[start of Data entries]

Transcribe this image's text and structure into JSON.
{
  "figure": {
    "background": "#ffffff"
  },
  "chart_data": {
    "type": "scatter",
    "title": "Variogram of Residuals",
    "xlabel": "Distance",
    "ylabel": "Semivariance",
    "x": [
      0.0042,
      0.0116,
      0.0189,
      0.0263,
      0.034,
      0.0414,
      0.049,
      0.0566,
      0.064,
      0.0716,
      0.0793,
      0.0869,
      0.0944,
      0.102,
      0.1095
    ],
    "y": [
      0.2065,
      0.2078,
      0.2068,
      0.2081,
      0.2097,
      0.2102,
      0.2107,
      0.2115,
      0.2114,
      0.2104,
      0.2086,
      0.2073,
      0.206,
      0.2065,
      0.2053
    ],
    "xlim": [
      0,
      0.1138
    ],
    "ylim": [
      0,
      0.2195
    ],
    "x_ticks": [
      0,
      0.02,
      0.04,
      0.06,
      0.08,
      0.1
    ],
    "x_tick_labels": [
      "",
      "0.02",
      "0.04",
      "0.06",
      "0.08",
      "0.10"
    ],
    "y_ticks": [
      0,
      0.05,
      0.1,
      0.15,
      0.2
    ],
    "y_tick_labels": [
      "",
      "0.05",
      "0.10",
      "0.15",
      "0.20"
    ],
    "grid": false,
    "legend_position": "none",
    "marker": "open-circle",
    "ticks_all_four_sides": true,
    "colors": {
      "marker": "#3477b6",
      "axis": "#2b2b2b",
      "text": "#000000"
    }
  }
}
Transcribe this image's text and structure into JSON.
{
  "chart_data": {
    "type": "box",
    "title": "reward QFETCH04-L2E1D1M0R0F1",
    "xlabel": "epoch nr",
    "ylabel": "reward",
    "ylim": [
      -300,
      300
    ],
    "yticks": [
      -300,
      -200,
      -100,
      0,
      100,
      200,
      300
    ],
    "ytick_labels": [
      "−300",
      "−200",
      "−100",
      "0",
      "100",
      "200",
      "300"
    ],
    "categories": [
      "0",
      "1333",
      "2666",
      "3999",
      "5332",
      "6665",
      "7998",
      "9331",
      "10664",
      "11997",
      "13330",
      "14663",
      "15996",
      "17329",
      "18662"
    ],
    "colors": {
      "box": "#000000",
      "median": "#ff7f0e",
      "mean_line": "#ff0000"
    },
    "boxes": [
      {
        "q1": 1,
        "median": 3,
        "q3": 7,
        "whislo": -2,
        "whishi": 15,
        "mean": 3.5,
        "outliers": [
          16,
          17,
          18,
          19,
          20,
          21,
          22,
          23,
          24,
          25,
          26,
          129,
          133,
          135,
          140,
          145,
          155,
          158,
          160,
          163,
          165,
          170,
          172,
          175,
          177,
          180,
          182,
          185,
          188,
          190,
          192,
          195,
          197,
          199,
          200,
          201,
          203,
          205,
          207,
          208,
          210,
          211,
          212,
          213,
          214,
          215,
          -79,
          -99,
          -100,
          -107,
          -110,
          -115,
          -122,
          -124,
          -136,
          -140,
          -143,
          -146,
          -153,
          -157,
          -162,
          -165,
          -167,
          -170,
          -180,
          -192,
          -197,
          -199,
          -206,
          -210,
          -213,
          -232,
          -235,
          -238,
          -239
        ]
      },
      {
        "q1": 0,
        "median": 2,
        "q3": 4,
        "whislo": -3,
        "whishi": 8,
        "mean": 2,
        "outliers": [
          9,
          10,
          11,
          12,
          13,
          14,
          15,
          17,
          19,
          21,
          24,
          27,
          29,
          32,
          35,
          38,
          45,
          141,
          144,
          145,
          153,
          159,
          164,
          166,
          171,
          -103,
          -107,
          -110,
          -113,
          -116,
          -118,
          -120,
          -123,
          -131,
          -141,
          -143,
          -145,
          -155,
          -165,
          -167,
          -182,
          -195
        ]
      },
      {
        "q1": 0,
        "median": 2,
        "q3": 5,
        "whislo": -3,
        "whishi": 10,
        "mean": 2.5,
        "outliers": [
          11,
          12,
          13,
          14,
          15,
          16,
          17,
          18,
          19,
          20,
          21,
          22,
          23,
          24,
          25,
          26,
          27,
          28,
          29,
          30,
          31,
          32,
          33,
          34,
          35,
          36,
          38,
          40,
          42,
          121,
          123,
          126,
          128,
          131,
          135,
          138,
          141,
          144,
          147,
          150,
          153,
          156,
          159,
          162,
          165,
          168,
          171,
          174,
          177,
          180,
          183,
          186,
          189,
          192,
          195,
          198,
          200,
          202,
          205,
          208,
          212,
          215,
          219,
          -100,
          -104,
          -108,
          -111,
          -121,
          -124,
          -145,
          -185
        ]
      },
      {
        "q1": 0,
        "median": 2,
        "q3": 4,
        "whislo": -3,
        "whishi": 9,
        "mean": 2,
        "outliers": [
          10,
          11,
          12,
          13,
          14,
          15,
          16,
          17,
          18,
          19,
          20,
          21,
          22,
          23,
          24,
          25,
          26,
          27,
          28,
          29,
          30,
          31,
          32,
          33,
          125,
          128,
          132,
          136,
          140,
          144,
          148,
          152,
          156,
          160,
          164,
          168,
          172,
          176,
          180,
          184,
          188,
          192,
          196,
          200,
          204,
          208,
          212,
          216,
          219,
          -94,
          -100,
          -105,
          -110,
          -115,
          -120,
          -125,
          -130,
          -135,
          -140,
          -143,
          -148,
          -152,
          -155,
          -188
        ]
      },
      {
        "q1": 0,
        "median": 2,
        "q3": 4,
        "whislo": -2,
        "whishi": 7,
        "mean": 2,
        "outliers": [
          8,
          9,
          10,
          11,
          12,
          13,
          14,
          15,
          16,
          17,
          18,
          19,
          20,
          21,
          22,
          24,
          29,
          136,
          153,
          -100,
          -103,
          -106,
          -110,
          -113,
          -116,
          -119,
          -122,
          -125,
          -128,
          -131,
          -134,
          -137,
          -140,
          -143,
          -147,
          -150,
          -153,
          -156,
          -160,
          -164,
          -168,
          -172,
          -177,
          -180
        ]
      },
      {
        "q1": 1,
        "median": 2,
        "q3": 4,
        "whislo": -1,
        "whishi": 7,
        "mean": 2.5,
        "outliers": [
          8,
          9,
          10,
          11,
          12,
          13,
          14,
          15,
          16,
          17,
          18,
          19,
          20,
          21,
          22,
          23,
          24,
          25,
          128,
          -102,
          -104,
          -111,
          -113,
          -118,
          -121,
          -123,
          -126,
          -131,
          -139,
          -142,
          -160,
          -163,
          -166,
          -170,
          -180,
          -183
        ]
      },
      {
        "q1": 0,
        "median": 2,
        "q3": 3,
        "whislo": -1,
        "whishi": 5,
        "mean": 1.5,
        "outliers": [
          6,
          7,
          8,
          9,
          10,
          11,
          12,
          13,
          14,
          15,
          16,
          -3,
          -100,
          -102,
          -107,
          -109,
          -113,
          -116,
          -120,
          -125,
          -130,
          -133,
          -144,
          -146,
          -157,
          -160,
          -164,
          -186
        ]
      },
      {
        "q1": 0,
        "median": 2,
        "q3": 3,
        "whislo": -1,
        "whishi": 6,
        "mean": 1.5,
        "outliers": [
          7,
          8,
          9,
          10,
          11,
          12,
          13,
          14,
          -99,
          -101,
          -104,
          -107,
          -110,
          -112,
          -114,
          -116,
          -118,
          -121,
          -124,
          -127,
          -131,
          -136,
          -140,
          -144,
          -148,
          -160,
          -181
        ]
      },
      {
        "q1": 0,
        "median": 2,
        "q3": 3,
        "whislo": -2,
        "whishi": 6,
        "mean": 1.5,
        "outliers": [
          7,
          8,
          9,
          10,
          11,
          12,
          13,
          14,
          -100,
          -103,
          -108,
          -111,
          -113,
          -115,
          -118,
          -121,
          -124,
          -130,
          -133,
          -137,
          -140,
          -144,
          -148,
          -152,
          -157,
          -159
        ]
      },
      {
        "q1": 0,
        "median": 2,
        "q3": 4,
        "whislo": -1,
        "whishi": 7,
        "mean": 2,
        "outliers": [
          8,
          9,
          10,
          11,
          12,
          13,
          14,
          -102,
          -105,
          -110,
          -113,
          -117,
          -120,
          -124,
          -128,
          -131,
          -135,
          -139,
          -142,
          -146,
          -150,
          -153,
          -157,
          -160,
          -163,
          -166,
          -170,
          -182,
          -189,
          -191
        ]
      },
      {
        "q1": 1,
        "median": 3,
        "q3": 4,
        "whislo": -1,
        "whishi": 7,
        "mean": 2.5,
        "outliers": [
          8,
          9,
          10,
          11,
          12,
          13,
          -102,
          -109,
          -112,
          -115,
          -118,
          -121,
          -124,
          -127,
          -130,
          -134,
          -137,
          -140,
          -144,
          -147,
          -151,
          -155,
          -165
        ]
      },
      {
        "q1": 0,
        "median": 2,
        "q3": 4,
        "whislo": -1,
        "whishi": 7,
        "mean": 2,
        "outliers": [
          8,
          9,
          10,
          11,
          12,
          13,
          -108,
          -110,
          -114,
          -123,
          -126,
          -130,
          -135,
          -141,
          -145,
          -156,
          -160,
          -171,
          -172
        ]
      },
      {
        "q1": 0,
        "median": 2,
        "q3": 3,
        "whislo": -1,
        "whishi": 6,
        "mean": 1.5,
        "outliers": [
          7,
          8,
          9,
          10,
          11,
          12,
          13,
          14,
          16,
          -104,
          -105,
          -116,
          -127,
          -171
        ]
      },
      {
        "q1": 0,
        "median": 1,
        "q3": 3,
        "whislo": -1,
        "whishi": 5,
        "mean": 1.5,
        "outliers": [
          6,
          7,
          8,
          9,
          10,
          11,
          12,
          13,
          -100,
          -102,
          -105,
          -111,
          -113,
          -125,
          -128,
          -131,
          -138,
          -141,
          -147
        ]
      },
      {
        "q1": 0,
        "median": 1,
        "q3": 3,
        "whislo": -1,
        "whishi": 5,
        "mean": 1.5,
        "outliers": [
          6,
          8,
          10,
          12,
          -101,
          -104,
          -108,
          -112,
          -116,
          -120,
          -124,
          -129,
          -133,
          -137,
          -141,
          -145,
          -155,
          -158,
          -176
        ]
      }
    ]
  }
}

[end of Data entries]

**What is expected**
Lines containing the word "reward" must all be returned from the material above.

**Exercise output**
    "title": "reward QFETCH04-L2E1D1M0R0F1",
    "ylabel": "reward",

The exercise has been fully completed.